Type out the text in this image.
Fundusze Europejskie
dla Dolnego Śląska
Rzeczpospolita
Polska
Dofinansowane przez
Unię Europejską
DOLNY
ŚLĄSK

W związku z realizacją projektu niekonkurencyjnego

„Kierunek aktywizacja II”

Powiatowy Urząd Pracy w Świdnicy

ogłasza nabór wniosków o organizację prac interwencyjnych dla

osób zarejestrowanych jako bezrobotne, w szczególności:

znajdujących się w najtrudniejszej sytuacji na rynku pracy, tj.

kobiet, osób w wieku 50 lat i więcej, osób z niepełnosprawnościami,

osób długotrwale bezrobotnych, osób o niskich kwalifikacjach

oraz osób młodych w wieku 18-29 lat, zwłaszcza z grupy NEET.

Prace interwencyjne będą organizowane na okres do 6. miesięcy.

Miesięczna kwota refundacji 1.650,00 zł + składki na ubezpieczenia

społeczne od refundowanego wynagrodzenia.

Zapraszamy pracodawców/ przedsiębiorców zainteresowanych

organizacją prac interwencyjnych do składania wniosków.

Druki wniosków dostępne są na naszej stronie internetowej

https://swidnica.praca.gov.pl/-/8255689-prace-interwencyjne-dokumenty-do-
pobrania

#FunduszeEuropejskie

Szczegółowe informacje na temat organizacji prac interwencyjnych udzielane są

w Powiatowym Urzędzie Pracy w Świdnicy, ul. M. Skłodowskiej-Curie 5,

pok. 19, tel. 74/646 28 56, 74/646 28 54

◆ **Given instruction**
Copy every line verbatim.

◆ **Response to this exercise**
Type out the text in this image.
Fundusze Europejskie
dla Dolnego Śląska
Rzeczpospolita
Polska
Dofinansowane przez
Unię Europejską
DOLNY
ŚLĄSK

W związku z realizacją projektu niekonkurencyjnego

„Kierunek aktywizacja II”

Powiatowy Urząd Pracy w Świdnicy

ogłasza nabór wniosków o organizację prac interwencyjnych dla

osób zarejestrowanych jako bezrobotne, w szczególności:

znajdujących się w najtrudniejszej sytuacji na rynku pracy, tj.

kobiet, osób w wieku 50 lat i więcej, osób z niepełnosprawnościami,

osób długotrwale bezrobotnych, osób o niskich kwalifikacjach

oraz osób młodych w wieku 18-29 lat, zwłaszcza z grupy NEET.

Prace interwencyjne będą organizowane na okres do 6. miesięcy.

Miesięczna kwota refundacji 1.650,00 zł + składki na ubezpieczenia

społeczne od refundowanego wynagrodzenia.

Zapraszamy pracodawców/ przedsiębiorców zainteresowanych

organizacją prac interwencyjnych do składania wniosków.

Druki wniosków dostępne są na naszej stronie internetowej

https://swidnica.praca.gov.pl/-/8255689-prace-interwencyjne-dokumenty-do-
pobrania

#FunduszeEuropejskie

Szczegółowe informacje na temat organizacji prac interwencyjnych udzielane są

w Powiatowym Urzędzie Pracy w Świdnicy, ul. M. Skłodowskiej-Curie 5,

pok. 19, tel. 74/646 28 56, 74/646 28 54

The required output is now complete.